[Begin EXTRACTED RECORDS]
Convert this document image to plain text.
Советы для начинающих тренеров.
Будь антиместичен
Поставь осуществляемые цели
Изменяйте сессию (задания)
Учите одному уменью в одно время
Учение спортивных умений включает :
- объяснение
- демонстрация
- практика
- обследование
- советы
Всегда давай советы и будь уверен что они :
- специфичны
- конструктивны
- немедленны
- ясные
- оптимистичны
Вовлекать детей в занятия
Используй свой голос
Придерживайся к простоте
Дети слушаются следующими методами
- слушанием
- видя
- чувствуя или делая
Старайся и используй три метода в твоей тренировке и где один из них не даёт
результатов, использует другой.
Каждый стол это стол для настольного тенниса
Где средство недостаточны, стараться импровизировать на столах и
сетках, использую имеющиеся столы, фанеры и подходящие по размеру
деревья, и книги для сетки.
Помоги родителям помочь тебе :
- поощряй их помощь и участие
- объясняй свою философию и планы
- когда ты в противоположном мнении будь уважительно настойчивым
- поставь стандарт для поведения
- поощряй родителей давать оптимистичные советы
[End EXTRACTED RECORDS]
* [TASK OBJECTIVE]
The listing above should be transcribed in full, exactly as written.

* [REPLY]
Convert this document image to plain text.
Советы для начинающих тренеров.
Будь антиместичен
Поставь осуществляемые цели
Изменяйте сессию (задания)
Учите одному уменью в одно время
Учение спортивных умений включает :
- объяснение
- демонстрация
- практика
- обследование
- советы
Всегда давай советы и будь уверен что они :
- специфичны
- конструктивны
- немедленны
- ясные
- оптимистичны
Вовлекать детей в занятия
Используй свой голос
Придерживайся к простоте
Дети слушаются следующими методами
- слушанием
- видя
- чувствуя или делая
Старайся и используй три метода в твоей тренировке и где один из них не даёт
результатов, использует другой.
Каждый стол это стол для настольного тенниса
Где средство недостаточны, стараться импровизировать на столах и
сетках, использую имеющиеся столы, фанеры и подходящие по размеру
деревья, и книги для сетки.
Помоги родителям помочь тебе :
- поощряй их помощь и участие
- объясняй свою философию и планы
- когда ты в противоположном мнении будь уважительно настойчивым
- поставь стандарт для поведения
- поощряй родителей давать оптимистичные советы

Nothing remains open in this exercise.